* Stored data *
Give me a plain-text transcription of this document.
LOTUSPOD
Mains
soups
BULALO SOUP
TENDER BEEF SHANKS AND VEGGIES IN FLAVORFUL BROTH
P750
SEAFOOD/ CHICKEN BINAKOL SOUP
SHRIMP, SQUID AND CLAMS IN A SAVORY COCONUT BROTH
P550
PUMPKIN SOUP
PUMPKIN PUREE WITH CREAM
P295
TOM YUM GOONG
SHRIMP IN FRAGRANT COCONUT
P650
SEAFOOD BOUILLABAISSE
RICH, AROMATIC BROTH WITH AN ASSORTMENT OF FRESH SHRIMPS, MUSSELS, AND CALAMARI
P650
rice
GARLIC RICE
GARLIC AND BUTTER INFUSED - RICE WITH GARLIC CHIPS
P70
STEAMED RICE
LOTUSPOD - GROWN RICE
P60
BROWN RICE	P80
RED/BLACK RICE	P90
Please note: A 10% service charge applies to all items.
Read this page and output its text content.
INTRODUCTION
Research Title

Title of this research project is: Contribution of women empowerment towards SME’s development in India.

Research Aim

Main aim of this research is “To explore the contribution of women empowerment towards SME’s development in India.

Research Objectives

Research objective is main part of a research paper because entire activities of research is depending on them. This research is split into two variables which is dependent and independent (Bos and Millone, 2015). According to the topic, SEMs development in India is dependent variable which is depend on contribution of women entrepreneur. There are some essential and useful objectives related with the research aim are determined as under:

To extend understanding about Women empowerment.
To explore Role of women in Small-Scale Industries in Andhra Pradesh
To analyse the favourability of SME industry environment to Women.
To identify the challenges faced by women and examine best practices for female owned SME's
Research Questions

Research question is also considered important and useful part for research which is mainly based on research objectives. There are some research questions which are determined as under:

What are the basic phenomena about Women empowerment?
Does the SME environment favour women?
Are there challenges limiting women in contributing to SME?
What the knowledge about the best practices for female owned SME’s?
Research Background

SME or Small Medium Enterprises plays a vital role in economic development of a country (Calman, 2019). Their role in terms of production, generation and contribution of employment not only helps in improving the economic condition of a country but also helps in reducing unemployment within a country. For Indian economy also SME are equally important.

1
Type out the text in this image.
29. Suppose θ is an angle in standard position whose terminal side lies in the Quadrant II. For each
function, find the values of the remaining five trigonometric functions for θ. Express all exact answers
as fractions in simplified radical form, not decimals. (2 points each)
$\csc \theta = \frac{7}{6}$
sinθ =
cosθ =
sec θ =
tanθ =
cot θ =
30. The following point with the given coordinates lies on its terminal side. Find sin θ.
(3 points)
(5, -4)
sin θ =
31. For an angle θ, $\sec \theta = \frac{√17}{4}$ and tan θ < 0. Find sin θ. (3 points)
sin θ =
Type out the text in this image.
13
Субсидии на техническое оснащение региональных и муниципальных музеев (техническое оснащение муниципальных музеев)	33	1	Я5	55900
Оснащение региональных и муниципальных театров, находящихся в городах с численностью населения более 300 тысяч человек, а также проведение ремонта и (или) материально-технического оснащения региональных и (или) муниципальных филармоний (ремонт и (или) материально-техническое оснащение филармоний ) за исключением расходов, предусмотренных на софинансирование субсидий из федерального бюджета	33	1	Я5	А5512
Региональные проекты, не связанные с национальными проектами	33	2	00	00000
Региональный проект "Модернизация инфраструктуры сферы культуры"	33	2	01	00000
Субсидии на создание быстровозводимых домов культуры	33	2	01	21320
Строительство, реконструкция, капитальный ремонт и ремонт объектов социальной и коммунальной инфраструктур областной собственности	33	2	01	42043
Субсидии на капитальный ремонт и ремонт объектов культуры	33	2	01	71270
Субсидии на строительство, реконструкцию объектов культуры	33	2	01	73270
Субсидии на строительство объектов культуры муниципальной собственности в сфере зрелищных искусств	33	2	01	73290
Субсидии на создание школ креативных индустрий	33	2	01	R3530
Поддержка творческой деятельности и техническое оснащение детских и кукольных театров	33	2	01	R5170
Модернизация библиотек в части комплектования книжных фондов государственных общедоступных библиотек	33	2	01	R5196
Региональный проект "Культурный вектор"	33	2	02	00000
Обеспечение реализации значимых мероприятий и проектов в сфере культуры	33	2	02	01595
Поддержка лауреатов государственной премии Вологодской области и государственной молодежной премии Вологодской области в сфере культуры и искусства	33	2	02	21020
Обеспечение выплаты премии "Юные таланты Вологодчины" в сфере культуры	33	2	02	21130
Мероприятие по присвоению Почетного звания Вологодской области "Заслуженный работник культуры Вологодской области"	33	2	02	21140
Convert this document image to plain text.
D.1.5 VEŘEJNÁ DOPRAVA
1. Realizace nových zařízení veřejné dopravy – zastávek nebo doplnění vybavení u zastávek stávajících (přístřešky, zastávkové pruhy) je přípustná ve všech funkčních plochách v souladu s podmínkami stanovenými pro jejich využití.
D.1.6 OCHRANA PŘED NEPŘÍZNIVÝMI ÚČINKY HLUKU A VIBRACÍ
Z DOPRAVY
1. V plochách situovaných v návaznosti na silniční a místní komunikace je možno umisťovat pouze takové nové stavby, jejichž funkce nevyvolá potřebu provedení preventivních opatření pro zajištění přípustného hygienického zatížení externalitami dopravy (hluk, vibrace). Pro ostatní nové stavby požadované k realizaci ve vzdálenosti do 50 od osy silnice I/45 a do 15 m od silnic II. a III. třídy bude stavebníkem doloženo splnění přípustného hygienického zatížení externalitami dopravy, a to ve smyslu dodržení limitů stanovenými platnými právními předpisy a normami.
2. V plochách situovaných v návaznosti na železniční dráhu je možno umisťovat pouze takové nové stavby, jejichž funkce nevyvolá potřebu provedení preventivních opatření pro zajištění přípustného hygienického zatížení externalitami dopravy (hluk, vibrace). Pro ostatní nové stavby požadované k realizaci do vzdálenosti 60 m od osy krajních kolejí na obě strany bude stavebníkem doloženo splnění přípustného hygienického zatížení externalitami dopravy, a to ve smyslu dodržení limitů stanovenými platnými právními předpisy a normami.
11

* What to produce *
Copy out every line of the data that includes the word "PUMPKIN".

* Full output *
PUMPKIN SOUP
PUMPKIN PUREE WITH CREAM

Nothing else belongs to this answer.